_RECORDS SUPPLIED_.
▬▬▬

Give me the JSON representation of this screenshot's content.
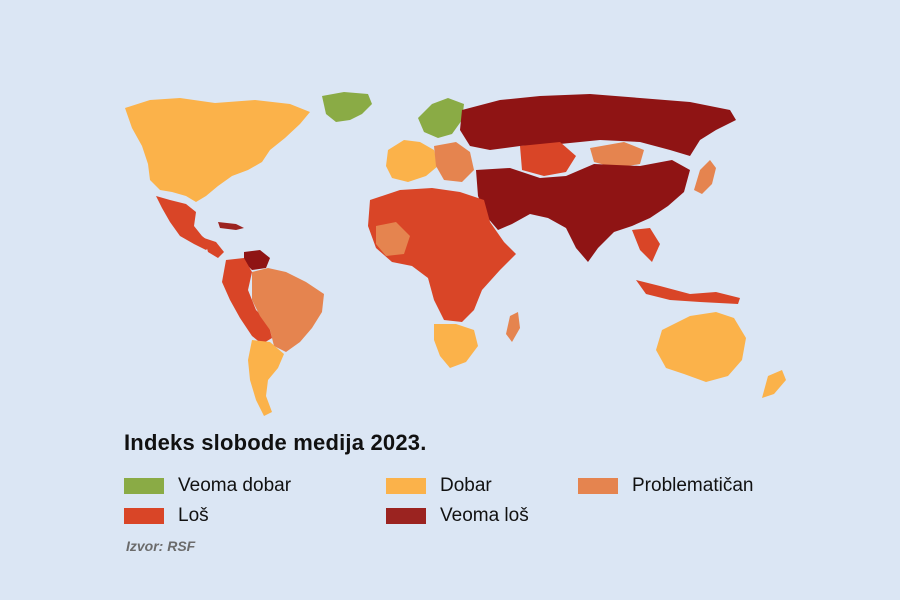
{
  "title": "Indeks slobode medija 2023.",
  "legend": [
    {
      "label": "Veoma dobar",
      "color": "#8aab45"
    },
    {
      "label": "Dobar",
      "color": "#fbb24a"
    },
    {
      "label": "Problematičan",
      "color": "#e5844f"
    },
    {
      "label": "Loš",
      "color": "#d94527"
    },
    {
      "label": "Veoma loš",
      "color": "#9b2320"
    }
  ],
  "source": "Izvor: RSF",
  "colors": {
    "background": "#dbe6f4",
    "veoma_dobar": "#8aab45",
    "dobar": "#fbb24a",
    "problematican": "#e5844f",
    "los": "#d94527",
    "veoma_los": "#8f1414"
  }
}
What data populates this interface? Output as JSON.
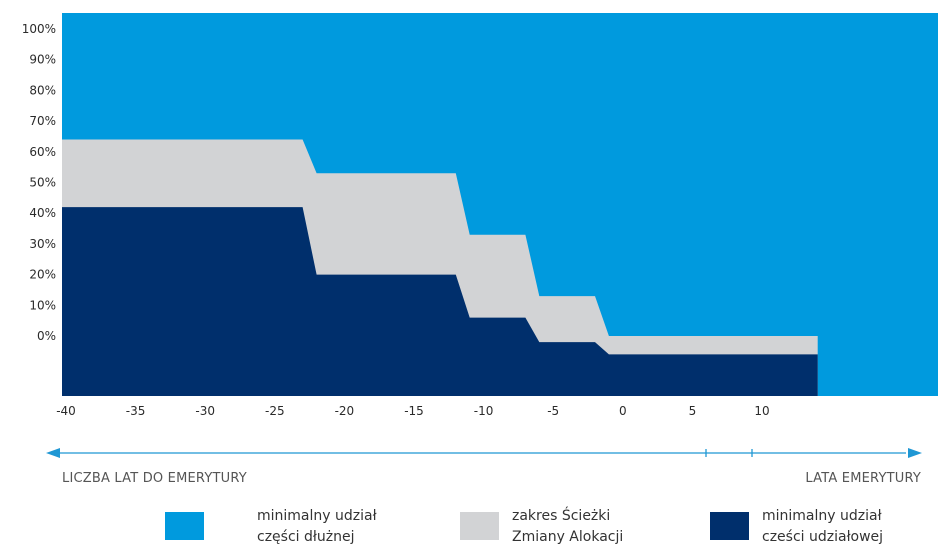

▬▬▬

_WHAT TO PRODUCE_. Transcribe the complete set of entries verbatim. No pictures belong in the copy.

_REPLY TO THE EXERCISE_.
Give me the JSON representation of this screenshot's content.
{
  "title": "Indeks slobode medija 2023.",
  "legend": [
    {
      "label": "Veoma dobar",
      "color": "#8aab45"
    },
    {
      "label": "Dobar",
      "color": "#fbb24a"
    },
    {
      "label": "Problematičan",
      "color": "#e5844f"
    },
    {
      "label": "Loš",
      "color": "#d94527"
    },
    {
      "label": "Veoma loš",
      "color": "#9b2320"
    }
  ],
  "source": "Izvor: RSF",
  "colors": {
    "background": "#dbe6f4",
    "veoma_dobar": "#8aab45",
    "dobar": "#fbb24a",
    "problematican": "#e5844f",
    "los": "#d94527",
    "veoma_los": "#8f1414"
  }
}
What data populates this interface? Output as JSON.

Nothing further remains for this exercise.